Data entries for graphics
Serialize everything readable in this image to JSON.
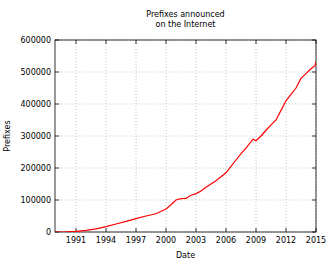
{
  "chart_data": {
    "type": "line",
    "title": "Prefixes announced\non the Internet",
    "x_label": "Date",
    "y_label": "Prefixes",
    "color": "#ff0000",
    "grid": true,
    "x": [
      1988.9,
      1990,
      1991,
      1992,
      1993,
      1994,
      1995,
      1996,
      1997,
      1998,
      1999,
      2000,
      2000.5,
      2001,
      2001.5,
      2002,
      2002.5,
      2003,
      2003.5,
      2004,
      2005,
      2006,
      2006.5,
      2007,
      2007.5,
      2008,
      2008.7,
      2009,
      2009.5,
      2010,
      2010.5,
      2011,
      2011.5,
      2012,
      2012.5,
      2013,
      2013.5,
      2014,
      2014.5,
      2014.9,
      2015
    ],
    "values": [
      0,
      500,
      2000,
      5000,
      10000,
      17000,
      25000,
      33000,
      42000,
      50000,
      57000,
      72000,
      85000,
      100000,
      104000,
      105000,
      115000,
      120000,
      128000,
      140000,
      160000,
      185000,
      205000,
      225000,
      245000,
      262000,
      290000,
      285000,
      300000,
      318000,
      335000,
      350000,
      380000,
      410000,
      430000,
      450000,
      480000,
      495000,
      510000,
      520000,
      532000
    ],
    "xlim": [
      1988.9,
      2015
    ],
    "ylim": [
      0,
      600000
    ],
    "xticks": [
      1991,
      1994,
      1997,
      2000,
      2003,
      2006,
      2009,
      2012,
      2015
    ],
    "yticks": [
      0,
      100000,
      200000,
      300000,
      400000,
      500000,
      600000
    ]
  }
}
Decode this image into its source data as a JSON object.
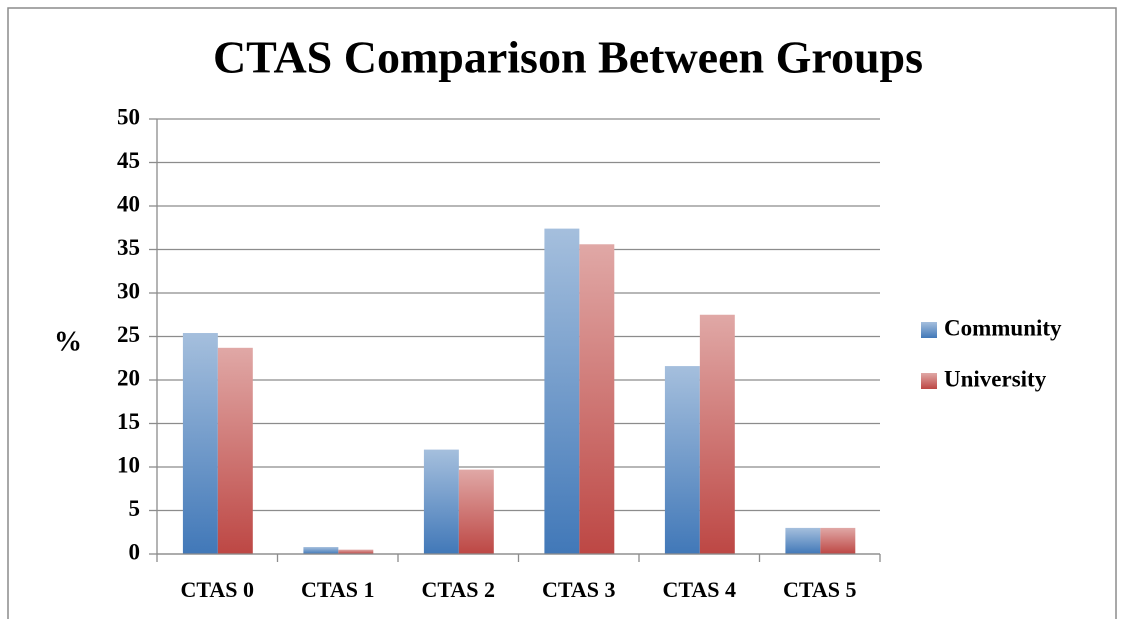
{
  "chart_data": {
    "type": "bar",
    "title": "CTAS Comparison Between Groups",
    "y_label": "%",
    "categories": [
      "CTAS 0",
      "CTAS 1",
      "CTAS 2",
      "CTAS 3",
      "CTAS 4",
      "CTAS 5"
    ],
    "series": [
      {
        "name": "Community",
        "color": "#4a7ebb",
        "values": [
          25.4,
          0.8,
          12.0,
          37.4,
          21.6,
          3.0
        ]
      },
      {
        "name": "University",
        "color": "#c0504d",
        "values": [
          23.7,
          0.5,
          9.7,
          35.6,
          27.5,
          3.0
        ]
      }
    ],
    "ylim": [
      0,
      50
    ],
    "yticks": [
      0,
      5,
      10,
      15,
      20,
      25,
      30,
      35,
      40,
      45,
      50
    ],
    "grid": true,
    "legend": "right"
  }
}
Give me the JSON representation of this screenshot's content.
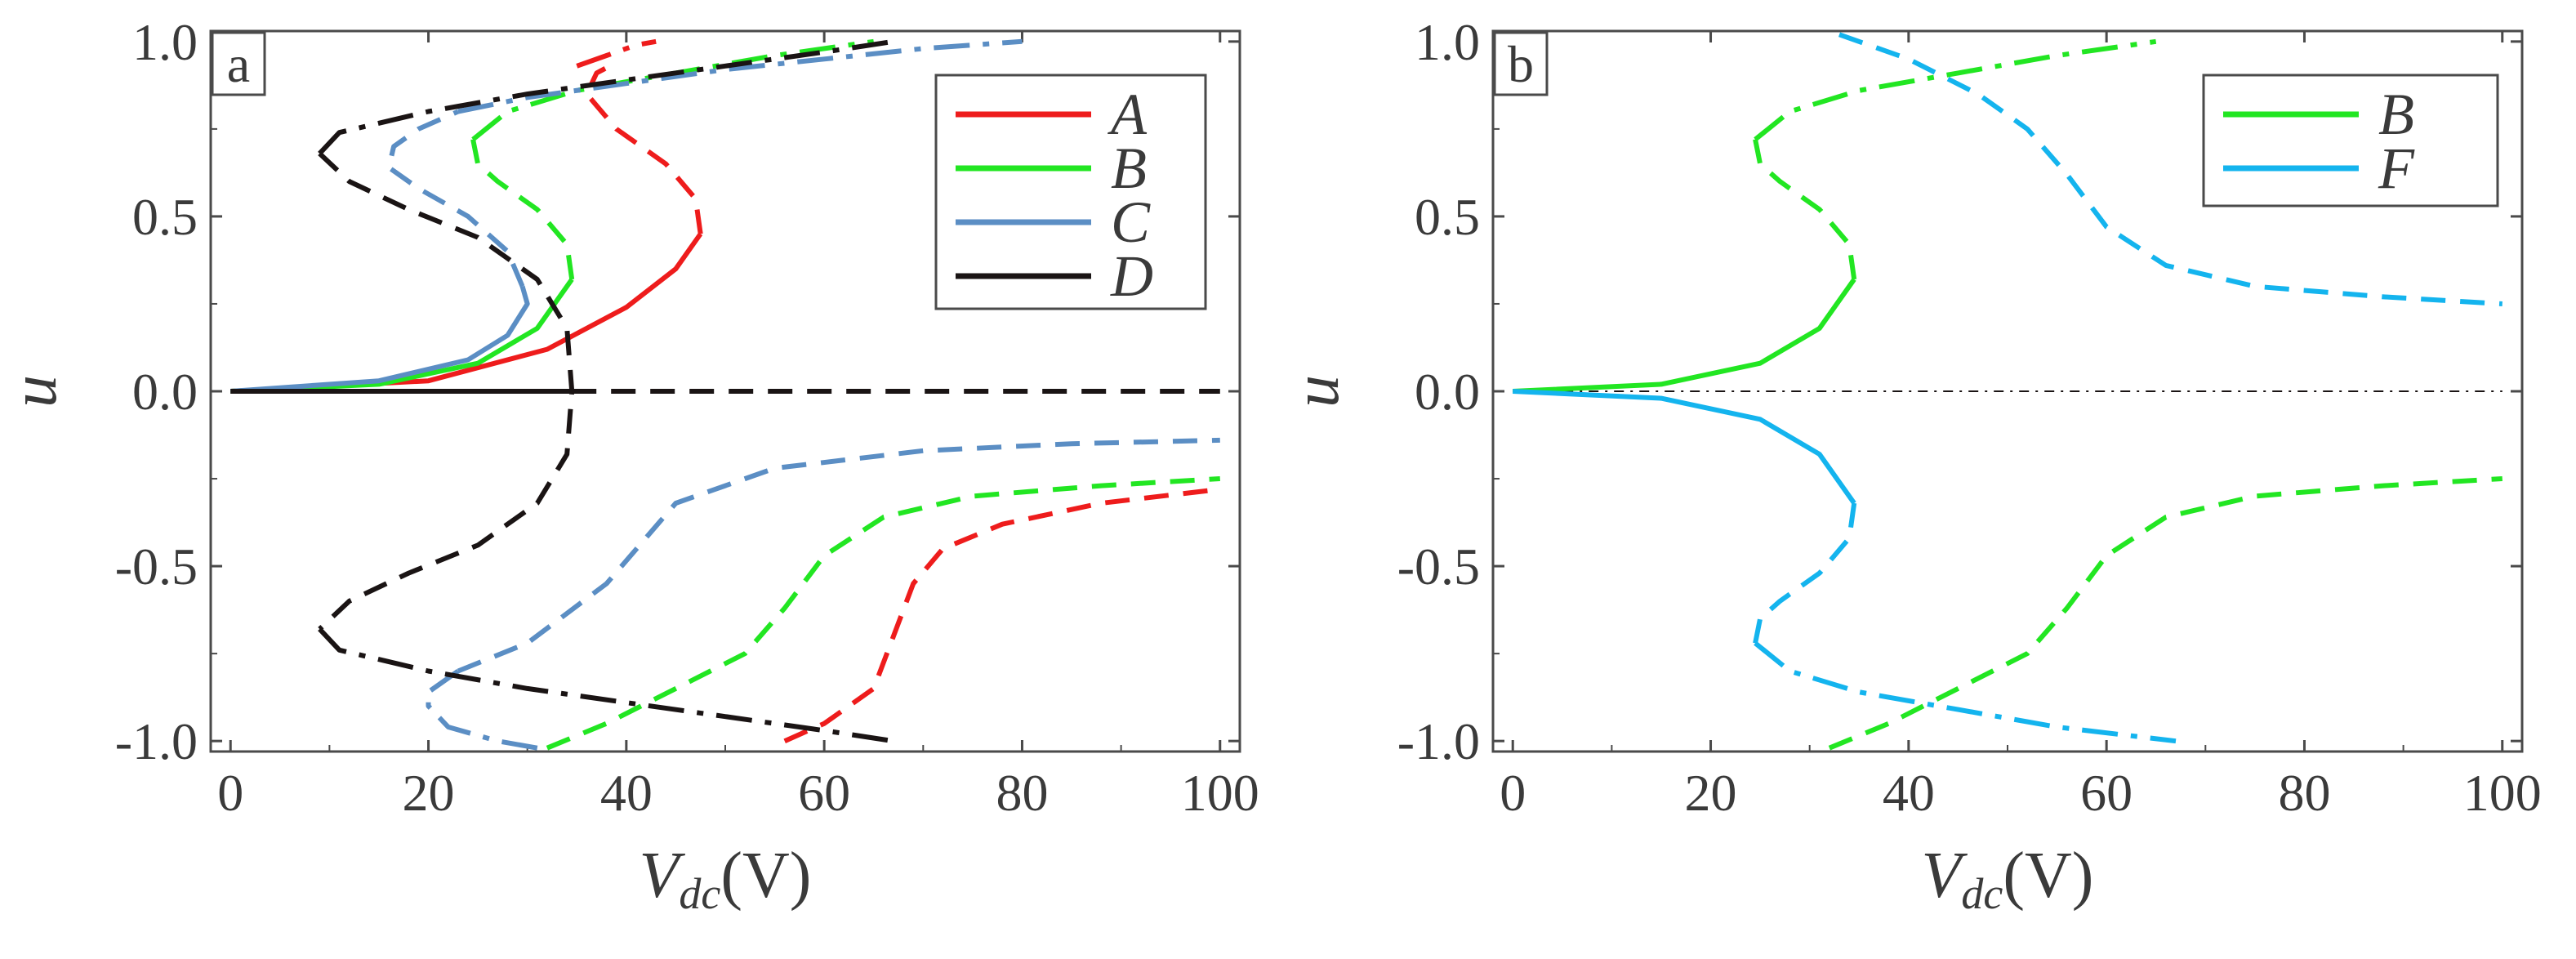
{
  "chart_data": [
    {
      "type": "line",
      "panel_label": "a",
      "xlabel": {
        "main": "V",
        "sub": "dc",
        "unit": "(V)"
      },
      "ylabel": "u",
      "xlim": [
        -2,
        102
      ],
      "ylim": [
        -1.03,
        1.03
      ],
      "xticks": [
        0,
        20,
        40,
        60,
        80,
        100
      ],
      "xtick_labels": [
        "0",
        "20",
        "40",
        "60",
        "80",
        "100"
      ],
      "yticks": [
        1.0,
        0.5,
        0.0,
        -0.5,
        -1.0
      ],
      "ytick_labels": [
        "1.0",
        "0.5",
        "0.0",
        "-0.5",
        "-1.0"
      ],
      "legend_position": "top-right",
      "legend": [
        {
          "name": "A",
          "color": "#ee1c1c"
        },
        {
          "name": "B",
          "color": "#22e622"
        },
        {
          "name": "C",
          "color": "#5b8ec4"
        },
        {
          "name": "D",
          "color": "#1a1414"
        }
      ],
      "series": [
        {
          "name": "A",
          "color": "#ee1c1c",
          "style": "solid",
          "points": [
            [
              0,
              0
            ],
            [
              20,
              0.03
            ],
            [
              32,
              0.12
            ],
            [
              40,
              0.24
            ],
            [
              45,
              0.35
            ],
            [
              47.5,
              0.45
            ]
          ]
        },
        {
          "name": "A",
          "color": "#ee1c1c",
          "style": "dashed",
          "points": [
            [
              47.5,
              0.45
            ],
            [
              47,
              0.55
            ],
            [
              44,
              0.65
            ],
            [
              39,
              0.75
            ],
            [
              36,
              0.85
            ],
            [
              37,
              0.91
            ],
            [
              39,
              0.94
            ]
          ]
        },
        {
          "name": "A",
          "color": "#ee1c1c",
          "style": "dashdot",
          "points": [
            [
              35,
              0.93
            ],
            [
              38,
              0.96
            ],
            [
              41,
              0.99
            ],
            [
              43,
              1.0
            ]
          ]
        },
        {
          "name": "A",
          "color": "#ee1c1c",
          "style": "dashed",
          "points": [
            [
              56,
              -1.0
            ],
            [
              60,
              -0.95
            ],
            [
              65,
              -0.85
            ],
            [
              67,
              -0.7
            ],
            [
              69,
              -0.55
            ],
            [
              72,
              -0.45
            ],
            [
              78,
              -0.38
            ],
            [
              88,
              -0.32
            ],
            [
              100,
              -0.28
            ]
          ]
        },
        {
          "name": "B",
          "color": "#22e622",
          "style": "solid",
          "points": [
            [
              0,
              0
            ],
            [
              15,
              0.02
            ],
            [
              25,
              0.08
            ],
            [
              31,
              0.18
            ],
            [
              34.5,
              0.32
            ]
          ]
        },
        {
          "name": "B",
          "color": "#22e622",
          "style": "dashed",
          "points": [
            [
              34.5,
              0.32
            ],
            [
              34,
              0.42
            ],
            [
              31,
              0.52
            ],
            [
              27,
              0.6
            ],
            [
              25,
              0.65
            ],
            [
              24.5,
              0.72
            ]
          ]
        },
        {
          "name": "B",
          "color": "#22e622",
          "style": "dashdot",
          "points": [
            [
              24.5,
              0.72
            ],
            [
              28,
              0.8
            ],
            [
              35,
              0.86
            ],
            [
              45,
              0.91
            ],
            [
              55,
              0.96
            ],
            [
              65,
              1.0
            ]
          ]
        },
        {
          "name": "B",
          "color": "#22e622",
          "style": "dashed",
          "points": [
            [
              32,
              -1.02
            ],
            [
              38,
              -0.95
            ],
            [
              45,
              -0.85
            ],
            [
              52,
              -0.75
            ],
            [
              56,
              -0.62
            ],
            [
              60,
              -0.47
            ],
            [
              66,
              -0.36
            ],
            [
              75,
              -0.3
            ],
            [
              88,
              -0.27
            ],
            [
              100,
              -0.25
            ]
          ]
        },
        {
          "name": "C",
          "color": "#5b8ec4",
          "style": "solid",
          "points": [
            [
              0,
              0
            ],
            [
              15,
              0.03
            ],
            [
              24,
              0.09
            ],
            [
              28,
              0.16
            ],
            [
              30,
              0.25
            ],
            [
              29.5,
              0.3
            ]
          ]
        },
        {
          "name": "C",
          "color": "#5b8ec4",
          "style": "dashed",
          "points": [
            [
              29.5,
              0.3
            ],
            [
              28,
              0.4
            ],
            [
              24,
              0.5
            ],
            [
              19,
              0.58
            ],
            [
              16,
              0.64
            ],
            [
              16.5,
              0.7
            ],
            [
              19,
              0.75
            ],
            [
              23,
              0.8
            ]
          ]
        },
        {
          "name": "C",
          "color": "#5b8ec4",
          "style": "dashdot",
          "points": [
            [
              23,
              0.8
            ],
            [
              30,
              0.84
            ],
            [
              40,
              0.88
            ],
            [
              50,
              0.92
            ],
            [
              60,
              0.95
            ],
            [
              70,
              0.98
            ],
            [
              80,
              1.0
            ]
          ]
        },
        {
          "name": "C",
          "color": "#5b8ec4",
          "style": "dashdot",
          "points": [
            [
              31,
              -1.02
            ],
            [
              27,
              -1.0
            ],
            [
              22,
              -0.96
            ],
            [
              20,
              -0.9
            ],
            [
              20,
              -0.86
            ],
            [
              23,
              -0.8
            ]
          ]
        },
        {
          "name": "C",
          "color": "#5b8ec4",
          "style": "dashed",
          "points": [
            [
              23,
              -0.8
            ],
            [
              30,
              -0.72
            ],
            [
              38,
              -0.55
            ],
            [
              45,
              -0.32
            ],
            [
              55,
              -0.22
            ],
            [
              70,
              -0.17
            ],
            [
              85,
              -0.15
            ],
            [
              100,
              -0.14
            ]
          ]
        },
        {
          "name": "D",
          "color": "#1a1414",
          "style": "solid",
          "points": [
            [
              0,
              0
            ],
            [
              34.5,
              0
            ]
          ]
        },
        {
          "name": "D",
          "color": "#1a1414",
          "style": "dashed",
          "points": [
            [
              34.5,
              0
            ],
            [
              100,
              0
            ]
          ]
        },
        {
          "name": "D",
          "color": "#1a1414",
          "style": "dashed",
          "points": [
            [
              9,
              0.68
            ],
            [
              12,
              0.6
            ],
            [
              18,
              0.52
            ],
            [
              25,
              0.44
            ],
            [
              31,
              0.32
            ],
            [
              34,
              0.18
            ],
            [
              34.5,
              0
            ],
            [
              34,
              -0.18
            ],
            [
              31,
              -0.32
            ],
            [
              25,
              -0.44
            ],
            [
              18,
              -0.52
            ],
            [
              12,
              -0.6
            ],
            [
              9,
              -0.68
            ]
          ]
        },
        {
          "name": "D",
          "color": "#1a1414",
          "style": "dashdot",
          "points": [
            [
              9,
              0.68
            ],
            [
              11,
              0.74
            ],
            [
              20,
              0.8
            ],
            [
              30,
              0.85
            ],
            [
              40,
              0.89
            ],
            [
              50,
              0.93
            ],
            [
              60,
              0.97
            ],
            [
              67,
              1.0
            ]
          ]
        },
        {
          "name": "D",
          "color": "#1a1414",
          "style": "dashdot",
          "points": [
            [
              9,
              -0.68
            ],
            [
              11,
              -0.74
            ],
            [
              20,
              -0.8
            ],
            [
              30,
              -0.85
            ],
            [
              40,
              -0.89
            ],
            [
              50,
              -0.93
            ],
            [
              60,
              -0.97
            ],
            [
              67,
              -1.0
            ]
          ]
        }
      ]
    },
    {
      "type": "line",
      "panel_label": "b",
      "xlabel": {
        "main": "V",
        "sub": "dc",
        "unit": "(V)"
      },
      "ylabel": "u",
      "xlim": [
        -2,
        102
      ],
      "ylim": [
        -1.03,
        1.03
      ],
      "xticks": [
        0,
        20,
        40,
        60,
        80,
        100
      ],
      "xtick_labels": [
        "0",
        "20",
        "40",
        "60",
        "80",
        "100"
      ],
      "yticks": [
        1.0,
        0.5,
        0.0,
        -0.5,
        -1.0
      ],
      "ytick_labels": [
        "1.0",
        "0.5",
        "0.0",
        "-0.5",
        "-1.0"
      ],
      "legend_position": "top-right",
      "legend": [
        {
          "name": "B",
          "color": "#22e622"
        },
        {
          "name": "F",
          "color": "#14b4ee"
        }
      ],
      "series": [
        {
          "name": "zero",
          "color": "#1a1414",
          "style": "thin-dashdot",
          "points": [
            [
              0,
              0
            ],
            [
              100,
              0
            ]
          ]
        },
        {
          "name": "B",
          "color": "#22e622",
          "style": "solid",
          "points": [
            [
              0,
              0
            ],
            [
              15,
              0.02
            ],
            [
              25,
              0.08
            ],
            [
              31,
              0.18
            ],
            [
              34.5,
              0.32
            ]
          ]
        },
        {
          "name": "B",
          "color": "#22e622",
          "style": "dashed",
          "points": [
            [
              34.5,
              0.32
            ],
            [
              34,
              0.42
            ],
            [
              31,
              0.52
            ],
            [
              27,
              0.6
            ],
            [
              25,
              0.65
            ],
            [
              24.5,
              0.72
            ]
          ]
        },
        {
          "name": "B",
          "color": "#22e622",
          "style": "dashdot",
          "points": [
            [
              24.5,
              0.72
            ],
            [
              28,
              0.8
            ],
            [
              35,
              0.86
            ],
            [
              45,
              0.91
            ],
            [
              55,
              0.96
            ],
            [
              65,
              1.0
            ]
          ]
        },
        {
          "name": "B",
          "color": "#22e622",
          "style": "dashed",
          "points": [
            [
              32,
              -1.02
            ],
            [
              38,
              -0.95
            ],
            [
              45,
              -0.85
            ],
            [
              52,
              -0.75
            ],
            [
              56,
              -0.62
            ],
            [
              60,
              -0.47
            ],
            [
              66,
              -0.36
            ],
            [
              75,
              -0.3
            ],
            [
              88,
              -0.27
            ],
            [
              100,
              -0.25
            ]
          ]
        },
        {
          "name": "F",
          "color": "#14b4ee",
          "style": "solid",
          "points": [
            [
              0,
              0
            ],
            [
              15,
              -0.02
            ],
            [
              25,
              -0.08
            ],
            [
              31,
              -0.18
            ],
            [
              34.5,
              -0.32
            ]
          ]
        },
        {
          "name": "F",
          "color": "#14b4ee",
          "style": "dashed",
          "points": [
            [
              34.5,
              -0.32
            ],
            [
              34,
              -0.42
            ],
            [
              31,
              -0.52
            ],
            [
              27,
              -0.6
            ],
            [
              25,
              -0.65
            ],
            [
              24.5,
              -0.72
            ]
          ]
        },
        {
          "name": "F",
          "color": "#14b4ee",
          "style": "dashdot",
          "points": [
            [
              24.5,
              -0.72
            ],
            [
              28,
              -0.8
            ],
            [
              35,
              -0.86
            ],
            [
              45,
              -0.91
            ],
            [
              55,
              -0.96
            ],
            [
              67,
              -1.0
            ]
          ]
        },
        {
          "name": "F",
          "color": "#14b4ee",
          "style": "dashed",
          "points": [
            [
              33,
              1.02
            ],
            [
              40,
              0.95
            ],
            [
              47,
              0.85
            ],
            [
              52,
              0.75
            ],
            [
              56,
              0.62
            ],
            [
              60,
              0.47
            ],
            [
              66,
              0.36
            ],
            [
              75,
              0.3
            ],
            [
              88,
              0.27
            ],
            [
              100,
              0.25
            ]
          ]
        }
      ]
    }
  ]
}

==

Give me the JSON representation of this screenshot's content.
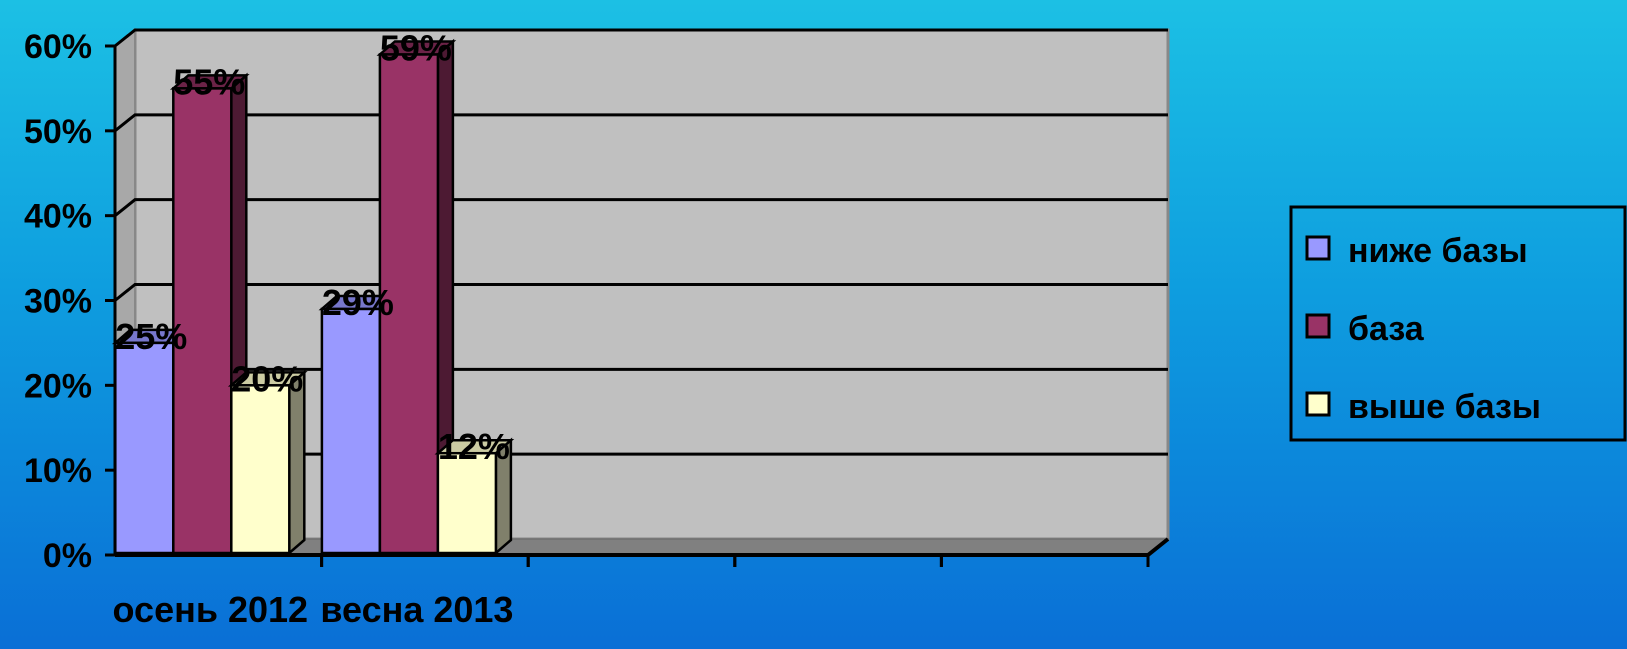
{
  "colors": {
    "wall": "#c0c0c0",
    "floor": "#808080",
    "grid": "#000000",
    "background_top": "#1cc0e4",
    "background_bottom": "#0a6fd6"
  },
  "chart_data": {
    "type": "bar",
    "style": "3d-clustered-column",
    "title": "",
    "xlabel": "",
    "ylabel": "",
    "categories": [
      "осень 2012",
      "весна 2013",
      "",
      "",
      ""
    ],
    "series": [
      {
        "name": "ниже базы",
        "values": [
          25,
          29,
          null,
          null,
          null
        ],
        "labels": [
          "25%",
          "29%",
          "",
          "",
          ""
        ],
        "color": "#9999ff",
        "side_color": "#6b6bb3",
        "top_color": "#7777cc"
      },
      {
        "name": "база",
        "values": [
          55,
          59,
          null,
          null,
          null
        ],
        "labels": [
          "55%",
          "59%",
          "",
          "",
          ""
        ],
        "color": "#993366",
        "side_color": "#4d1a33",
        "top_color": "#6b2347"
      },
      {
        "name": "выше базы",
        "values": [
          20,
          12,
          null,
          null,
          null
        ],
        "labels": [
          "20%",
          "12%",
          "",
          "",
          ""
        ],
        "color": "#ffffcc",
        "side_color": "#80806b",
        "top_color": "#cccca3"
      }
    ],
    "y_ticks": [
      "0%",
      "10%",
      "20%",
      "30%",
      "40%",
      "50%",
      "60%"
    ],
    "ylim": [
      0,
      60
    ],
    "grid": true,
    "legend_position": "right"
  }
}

■ WHAT TO WORK ON
Look through the entries above; copy every line holding the string "Prefixes".

■ THE SOLUTION
    "title": "Prefixes announced\non the Internet",
    "y_label": "Prefixes",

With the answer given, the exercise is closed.